_Data section_
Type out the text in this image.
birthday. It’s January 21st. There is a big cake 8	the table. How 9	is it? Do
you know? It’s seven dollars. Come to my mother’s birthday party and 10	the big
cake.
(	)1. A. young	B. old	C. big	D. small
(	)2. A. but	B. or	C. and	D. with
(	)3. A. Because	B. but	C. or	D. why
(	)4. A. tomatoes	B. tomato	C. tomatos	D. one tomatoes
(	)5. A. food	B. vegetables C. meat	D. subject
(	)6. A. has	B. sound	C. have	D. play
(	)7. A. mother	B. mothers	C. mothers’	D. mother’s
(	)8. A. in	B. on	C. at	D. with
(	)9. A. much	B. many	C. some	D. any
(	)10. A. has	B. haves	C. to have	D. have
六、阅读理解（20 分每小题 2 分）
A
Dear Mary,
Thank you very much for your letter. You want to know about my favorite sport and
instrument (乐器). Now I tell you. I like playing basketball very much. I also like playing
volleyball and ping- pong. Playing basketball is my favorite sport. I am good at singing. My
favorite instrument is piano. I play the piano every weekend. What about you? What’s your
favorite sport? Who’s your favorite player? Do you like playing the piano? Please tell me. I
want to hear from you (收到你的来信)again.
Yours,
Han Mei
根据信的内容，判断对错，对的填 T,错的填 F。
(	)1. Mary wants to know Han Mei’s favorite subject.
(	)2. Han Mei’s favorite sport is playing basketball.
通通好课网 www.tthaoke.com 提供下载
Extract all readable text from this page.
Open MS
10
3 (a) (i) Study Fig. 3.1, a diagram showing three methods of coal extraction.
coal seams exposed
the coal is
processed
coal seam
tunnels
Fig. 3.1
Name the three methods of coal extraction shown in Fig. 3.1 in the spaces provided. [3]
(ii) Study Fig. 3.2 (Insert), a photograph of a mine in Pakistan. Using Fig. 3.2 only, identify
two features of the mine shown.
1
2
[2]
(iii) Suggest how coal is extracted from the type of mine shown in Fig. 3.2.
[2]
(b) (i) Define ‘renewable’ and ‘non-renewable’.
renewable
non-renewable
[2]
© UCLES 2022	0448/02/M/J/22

_Task statement_
Of the lines in this material, state how many hold the string "tell". Write no other words.

_Answer in full_
2